**作業内容:** 鵯越の逆落としを扱った本文から、「この一ノ谷の合戦の一年後に平」と「義経は「馬を落としてみよう」といって、鞍を置いたままの馬を崖から追い落とす。」の間を、両端も含めて一字も変えずに書き写すこと。

**本文:**
□ □ □ □

見えないものと仲良くなる 安田登

2017.12.27

05見えないものと仲良くなるためのツール4、意味ある偶然の一致(2)

 

 前回は須磨の浦で遭遇した偶然の一致のことを書いた。
『平家物語』の大きな戦闘場のひとつである一ノ谷を訪れ、須磨の浦で敦盛のことを考えていたら水上バイクがやって来た。それがちょうど敦盛が馬を乗り入れたあたりで、それで偶然の一致を感じたという話をした。
 一ノ谷の合戦で、もうひとつ有名なのは鵯越(ひよどりごえ)の逆落としである。源義経が、崖のような急斜面を馬で駆け下りたという伝説だ。
 この一ノ谷の合戦の一年後に平家は滅亡する。時の利はすでに源氏に移っていたと言っていいだろう。しかし、一度は天下を取った平氏だ。源氏に劣らぬ大勢力を誇っている。執拗に攻撃を仕掛ける源氏の猛襲にも激しく抵抗する平氏軍に、源氏軍もほとほと手を焼き、互いに一歩も譲らぬ激戦を繰り返していた。
 が、その均衡を破ったのが、この鵯越の逆落としである。
 ちなみに、この逆落としは史実であるかどうかは意見の分かれるところだ。だが、そんなことはどうでもいい。琵琶法師たちの語った『平家物語』のお話をそのまま信じることにして物語を楽しもう。
 平家の陣の後ろには山があり、そこは断崖絶壁。まさかここから攻撃されようなどとは、平氏は誰も予測していなかった。
 が、源義経は精兵七十騎を率いて後ろの山に上った。
 義経は「馬を落としてみよう」といって、鞍を置いたままの馬を崖から追い落とす。
 一頭は足をうち折って転び落ちたが、もう一頭は無事に降りた。さらに三頭は越中前司の屋形の上の方に駆け降りて、ぶるぶるっと身ぶるいして立った。
 「これならば乗り手が心得るならば失敗することはあるまい。我を手本にせよ」と自身が先頭に、まずは三十騎ほどが駆け下りれば、残りの軍勢も続いて降りた。小石まじりの流れ落とし、滑り落ちるようにざっと下りて、踊り場のようなところで騎馬軍は止まった。
 が、ここから先が難所だった。450メートルの苔むした大盤石の崖が真っ逆さまに下っている。「さすがにこれは無理だ」と思っているところに、相模の国、三浦の武将、佐原十郎義連が進み出て、「ちょろい、ちょろい」と先頭立って駆け下りたので、みなそれに続いた。あまりに恐ろしいので目をふさいで駆け下りたものもいる。馬を損ねてはならじと馬を背負って駆け下りる武将もいた。
 突然の来襲に平氏は大混乱。義経はそれに乗じて火をかければ、驚いた平氏の兵たちは我先にと海上に浮かぶ船に向かって逃げ出したという。

 「そんなにすごい崖なのか」
 それを確かめるべく、義経が馬で駆け下りたといわれる後ろの山に登った。
 『平家物語』で語られるような垂直な断崖絶壁はない(もともとこの山ではなかったという説もあるが、やはりそれも気にしないことにする)が、それでもかなりの急こう配だ。

□ □ □ □

**保存データ:**
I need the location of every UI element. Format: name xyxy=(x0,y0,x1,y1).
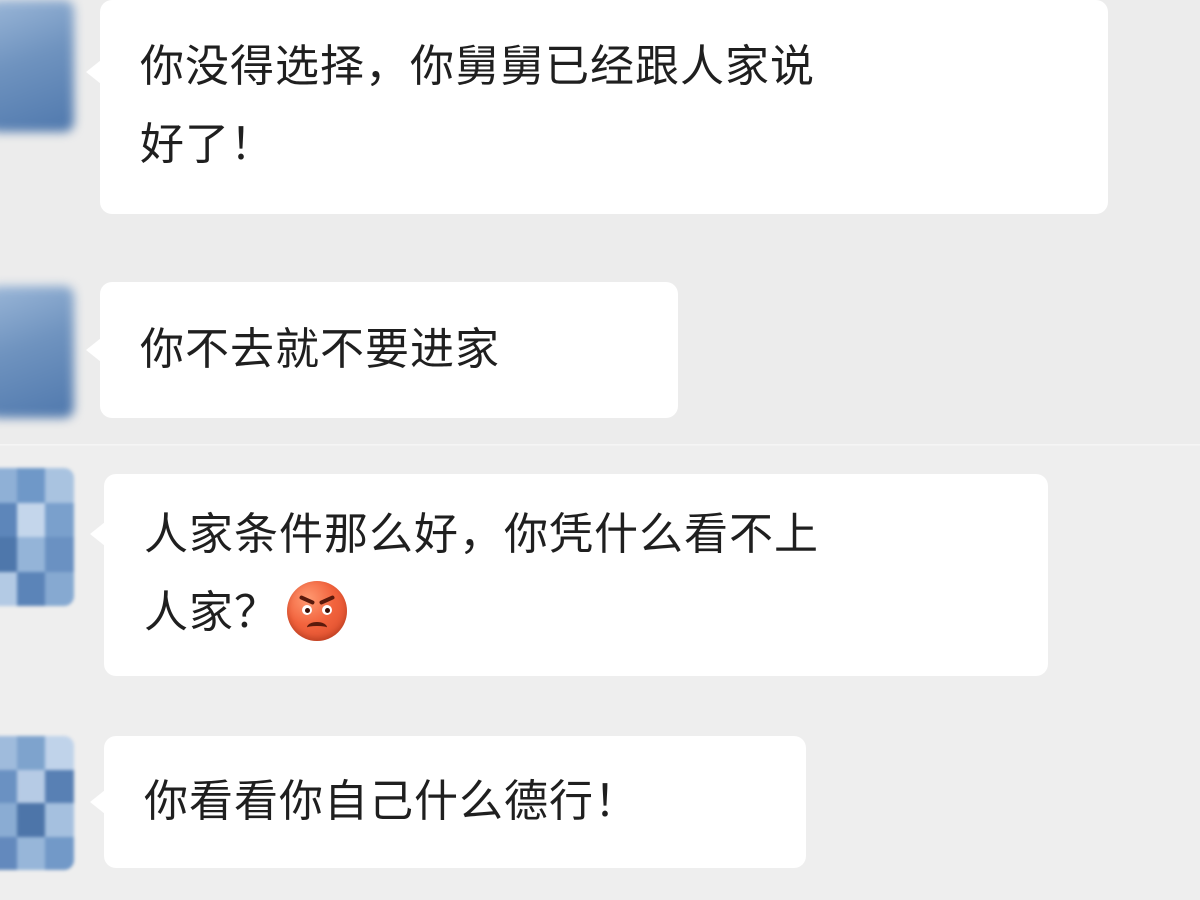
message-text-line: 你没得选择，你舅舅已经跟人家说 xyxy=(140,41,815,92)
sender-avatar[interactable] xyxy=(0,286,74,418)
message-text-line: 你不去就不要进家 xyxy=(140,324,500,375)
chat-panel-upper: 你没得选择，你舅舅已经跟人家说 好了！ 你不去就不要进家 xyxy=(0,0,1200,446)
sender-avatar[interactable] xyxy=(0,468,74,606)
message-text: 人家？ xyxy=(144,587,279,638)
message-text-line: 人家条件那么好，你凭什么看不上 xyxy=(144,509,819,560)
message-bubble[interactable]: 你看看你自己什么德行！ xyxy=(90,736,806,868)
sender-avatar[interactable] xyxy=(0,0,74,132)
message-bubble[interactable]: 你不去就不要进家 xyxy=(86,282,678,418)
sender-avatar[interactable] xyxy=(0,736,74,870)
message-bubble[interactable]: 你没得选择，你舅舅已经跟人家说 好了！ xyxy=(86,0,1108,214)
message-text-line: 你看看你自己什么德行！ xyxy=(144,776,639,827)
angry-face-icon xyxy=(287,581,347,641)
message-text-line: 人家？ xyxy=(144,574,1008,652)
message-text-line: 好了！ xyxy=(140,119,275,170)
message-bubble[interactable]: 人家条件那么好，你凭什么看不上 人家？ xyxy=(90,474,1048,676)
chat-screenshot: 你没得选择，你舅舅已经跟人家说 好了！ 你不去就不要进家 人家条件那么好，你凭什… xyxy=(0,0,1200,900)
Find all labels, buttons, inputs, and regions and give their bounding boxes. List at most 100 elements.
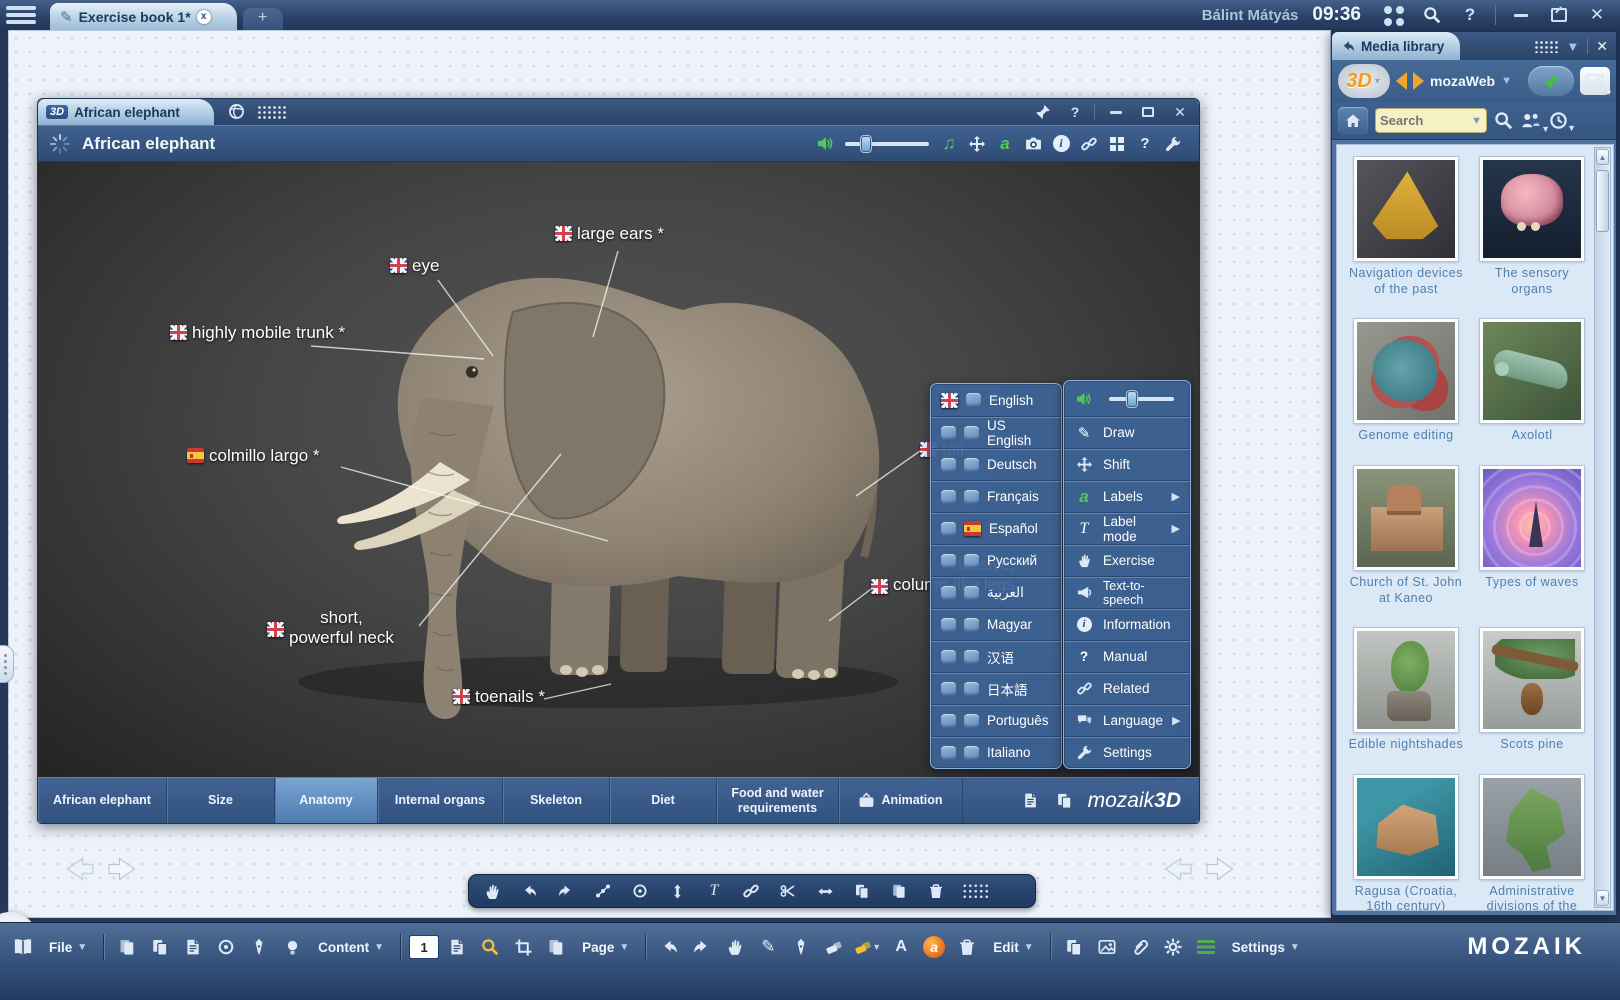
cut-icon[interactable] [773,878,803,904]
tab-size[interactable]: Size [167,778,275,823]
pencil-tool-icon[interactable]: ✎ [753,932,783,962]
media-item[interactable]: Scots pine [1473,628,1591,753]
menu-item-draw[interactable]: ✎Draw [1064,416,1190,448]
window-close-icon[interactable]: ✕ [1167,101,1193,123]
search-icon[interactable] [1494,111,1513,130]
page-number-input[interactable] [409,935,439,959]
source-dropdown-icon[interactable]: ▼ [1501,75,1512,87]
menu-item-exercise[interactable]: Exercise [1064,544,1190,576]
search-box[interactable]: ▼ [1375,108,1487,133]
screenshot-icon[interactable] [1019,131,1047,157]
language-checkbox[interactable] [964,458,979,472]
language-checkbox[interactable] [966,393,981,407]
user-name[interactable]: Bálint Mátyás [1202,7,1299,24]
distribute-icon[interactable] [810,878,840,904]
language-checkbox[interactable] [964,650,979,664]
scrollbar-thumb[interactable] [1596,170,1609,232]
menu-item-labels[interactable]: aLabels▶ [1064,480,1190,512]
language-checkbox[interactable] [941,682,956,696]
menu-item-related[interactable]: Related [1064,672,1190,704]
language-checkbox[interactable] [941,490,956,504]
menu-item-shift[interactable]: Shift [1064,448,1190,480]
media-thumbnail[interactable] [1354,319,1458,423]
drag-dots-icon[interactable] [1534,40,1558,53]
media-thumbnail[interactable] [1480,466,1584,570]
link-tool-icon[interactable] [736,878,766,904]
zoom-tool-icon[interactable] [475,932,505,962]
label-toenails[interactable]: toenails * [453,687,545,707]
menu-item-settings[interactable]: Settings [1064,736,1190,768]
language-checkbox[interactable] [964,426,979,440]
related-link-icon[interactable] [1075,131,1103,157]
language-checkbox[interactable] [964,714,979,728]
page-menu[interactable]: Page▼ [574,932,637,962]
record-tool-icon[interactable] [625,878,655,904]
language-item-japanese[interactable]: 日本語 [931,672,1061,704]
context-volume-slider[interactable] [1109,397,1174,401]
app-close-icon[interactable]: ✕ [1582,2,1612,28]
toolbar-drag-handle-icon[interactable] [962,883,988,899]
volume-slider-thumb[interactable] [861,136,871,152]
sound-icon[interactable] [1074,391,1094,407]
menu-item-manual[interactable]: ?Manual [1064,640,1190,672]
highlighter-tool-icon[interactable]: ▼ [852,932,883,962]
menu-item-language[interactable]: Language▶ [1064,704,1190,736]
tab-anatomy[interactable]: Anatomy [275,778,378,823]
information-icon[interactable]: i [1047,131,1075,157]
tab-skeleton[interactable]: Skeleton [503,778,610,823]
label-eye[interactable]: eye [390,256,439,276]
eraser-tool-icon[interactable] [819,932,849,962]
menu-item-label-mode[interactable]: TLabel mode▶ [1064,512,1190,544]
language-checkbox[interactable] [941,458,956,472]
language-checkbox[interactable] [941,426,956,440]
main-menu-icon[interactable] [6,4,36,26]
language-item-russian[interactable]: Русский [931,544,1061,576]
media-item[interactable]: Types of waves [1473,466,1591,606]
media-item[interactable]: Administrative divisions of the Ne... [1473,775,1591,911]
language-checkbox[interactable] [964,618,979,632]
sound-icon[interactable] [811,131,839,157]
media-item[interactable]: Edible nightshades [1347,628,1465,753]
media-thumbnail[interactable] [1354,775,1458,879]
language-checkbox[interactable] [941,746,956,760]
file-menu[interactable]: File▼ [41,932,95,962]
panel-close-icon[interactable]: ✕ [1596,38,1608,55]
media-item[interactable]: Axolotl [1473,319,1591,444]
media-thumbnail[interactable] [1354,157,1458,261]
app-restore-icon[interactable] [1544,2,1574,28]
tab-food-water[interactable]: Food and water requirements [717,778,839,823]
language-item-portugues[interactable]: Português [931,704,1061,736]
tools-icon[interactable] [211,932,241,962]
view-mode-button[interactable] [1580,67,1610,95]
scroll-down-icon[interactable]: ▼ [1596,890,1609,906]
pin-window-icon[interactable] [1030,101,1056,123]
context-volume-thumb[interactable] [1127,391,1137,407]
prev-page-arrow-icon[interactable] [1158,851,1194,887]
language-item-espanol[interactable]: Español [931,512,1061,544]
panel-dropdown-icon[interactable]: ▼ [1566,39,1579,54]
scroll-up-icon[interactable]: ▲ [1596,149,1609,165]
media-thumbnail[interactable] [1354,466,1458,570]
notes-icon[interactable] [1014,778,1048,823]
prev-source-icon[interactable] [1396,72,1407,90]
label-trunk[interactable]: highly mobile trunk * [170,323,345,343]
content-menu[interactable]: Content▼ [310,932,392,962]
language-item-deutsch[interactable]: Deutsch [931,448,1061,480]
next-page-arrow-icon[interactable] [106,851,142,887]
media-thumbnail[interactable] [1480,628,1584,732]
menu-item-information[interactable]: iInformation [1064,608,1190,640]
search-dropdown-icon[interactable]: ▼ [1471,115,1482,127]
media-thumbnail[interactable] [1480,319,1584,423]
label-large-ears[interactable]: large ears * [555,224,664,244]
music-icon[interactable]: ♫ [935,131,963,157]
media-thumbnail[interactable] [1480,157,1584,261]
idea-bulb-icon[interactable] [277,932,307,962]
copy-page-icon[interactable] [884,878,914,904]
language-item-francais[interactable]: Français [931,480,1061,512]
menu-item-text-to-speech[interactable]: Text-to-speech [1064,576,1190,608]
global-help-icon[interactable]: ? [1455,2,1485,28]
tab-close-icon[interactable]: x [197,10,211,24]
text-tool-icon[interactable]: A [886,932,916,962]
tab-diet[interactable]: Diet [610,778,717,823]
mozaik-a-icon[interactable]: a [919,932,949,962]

□ □ □ □

**回答:**
この一ノ谷の合戦の一年後に平家は滅亡する。時の利はすでに源氏に移っていたと言っていいだろう。しかし、一度は天下を取った平氏だ。源氏に劣らぬ大勢力を誇っている。執拗に攻撃を仕掛ける源氏の猛襲にも激しく抵抗する平氏軍に、源氏軍もほとほと手を焼き、互いに一歩も譲らぬ激戦を繰り返していた。
 が、その均衡を破ったのが、この鵯越の逆落としである。
 ちなみに、この逆落としは史実であるかどうかは意見の分かれるところだ。だが、そんなことはどうでもいい。琵琶法師たちの語った『平家物語』のお話をそのまま信じることにして物語を楽しもう。
 平家の陣の後ろには山があり、そこは断崖絶壁。まさかここから攻撃されようなどとは、平氏は誰も予測していなかった。
 が、源義経は精兵七十騎を率いて後ろの山に上った。
 義経は「馬を落としてみよう」といって、鞍を置いたままの馬を崖から追い落とす。